**YOUR GOAL:**
Which lines of the records contain "VolProf"? Collect every one of them.

○ ○ ○ ○ ○

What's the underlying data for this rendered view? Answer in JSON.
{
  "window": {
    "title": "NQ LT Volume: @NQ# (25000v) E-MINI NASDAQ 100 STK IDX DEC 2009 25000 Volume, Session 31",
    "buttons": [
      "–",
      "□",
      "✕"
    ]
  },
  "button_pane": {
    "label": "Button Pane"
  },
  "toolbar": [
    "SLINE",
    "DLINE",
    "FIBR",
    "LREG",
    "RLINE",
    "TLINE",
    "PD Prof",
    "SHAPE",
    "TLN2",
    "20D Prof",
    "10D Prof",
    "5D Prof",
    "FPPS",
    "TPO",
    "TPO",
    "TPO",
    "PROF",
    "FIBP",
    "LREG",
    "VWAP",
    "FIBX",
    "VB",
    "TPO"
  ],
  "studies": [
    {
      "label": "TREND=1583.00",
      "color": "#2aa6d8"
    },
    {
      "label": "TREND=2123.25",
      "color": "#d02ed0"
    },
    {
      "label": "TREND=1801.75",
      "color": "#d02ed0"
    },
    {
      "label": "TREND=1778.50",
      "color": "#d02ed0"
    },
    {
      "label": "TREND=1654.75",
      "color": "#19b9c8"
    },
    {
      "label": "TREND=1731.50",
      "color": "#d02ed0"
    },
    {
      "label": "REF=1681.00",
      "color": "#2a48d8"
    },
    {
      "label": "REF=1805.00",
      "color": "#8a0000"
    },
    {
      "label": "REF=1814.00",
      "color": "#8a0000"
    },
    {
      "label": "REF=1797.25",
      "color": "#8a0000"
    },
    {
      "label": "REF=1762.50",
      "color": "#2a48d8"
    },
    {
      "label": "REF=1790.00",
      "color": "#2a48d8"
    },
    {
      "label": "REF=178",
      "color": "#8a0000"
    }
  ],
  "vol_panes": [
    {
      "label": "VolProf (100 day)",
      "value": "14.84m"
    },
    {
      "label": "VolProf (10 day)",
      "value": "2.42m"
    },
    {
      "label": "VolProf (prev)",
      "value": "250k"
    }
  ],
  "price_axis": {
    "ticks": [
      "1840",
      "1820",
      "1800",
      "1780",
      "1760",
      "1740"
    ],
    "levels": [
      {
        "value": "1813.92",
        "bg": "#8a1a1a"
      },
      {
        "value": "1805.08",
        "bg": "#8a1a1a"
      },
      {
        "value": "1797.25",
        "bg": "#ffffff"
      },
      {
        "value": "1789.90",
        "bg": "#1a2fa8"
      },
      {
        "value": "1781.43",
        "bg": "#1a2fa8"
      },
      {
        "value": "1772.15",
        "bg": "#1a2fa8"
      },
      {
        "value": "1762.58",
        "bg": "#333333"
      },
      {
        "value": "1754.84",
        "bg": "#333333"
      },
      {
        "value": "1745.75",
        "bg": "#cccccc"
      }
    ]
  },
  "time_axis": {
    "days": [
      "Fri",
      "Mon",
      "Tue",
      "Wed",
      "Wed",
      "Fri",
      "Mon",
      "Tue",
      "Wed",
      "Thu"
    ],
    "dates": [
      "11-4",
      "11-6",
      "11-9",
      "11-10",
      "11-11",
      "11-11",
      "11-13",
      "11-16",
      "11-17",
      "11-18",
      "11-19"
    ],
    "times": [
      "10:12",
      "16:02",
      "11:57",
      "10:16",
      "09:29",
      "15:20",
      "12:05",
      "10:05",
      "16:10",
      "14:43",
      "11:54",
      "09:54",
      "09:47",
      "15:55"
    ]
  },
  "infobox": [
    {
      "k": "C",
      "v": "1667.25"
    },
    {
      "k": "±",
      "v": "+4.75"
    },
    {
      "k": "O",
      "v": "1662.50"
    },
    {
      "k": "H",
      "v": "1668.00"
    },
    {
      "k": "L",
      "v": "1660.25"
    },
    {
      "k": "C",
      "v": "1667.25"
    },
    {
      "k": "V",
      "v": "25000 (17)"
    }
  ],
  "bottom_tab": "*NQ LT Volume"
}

○ ○ ○ ○ ○

**FINAL RESULT:**
      "label": "VolProf (100 day)",
      "label": "VolProf (10 day)",
      "label": "VolProf (prev)",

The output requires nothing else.